───── Data rows ─────

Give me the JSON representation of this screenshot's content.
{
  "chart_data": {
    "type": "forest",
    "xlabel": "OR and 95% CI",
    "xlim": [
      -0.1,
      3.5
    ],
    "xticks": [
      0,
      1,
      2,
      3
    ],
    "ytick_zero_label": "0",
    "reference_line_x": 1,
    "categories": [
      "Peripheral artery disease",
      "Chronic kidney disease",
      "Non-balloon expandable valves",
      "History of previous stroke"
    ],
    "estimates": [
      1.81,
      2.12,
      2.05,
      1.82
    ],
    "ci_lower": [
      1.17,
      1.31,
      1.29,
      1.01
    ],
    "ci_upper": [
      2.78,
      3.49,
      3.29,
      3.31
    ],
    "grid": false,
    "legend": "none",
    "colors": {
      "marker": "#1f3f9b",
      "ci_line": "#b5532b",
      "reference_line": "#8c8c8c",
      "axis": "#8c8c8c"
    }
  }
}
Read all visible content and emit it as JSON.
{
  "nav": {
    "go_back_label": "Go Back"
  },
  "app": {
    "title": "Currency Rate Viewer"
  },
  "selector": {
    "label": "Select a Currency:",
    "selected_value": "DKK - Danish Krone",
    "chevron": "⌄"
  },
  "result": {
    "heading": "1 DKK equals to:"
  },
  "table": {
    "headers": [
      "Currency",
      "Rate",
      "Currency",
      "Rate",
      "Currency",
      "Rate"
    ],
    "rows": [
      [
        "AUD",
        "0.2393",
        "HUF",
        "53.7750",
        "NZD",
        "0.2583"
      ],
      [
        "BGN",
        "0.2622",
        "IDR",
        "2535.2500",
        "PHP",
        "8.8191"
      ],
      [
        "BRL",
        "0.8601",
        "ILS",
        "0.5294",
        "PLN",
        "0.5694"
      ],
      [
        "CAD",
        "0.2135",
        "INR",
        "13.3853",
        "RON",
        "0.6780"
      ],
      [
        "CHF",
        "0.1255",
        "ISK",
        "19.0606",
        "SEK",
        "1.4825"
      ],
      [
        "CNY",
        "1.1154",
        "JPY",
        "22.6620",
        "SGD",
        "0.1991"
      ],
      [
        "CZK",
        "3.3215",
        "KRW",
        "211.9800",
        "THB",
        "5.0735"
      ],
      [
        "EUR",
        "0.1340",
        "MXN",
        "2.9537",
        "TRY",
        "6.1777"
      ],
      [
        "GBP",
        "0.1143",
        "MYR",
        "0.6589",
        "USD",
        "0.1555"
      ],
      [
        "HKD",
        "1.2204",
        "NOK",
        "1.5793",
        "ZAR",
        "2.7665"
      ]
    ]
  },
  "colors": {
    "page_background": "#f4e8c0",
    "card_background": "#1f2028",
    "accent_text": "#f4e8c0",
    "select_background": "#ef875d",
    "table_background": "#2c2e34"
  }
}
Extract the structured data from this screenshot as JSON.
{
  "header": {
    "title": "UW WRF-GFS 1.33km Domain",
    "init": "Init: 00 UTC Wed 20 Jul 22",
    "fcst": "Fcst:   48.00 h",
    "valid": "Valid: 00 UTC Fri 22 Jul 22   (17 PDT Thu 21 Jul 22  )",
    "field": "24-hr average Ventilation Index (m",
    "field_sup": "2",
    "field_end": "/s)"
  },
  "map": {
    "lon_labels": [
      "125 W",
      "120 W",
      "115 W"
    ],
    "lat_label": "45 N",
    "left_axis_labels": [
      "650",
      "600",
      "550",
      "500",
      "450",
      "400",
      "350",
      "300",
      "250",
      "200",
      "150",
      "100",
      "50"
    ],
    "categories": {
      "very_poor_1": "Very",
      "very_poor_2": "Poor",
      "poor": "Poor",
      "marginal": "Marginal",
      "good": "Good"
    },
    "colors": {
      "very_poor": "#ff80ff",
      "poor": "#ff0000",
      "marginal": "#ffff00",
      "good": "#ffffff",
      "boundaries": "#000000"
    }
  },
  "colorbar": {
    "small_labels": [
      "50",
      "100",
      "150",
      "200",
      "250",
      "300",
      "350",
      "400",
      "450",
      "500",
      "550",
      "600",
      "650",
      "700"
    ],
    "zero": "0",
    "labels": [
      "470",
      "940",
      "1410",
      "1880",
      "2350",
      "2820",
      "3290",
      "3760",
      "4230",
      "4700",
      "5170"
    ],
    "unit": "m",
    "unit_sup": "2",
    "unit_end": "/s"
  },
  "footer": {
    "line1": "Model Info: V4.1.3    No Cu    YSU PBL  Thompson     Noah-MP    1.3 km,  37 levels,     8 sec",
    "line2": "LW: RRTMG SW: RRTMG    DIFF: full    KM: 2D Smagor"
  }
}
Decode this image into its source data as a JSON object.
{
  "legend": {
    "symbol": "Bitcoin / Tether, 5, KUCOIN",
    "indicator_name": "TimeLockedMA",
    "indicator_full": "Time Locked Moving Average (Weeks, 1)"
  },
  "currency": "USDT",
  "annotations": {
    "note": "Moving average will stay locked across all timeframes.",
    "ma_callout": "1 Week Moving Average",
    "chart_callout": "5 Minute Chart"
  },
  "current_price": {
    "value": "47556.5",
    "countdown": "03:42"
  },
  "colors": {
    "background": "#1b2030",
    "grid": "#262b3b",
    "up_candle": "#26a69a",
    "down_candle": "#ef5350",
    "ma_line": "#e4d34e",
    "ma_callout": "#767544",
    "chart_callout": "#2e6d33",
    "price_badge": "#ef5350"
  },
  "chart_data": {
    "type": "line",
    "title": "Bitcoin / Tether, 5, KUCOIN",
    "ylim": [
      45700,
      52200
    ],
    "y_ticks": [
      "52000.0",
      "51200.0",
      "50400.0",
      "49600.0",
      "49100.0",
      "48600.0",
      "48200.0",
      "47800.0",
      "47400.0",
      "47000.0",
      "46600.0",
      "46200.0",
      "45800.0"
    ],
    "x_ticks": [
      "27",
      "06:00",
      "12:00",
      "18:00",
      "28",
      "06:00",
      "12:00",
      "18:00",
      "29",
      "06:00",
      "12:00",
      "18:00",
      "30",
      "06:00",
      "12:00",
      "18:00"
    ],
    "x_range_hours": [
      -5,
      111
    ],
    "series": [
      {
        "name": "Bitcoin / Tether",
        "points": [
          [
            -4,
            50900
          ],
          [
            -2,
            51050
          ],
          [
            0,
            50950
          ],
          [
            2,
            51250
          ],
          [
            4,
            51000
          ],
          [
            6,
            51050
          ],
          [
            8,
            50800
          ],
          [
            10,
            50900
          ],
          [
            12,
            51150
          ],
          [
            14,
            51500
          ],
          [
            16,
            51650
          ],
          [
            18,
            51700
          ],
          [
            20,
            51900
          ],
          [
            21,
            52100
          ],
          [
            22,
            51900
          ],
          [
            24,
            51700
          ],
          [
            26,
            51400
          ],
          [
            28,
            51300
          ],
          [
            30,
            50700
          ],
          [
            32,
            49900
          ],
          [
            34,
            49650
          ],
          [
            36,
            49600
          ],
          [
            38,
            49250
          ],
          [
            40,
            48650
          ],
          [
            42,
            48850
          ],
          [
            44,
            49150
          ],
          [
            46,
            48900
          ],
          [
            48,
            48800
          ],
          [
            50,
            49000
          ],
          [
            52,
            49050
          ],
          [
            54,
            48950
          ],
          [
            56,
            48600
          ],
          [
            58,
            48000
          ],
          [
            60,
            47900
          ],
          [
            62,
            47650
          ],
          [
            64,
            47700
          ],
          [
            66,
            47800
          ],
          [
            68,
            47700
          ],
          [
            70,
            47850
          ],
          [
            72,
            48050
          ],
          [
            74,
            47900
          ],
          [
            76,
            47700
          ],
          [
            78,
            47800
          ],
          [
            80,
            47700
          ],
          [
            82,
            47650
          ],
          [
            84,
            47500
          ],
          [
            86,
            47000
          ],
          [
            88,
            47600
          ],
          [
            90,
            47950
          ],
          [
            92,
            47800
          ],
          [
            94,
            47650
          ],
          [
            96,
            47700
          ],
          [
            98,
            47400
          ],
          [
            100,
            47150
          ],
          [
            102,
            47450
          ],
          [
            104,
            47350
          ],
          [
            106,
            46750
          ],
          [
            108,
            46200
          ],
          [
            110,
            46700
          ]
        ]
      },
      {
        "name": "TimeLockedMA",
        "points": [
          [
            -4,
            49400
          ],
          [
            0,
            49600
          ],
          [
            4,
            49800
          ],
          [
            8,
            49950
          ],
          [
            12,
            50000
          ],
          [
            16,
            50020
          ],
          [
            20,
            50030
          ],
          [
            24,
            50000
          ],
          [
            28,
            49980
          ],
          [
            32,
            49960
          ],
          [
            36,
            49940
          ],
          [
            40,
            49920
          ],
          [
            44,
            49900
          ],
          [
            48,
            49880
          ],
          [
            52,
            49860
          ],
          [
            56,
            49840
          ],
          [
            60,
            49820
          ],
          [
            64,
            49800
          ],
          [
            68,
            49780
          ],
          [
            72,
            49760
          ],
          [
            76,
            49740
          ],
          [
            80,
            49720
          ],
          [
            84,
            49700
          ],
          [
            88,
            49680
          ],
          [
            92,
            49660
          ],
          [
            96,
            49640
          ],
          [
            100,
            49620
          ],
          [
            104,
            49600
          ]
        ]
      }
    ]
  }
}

─────

## Problem
How many of the lines above include the string "screenshot"? Reply with the number by itself.

## Output for this task
2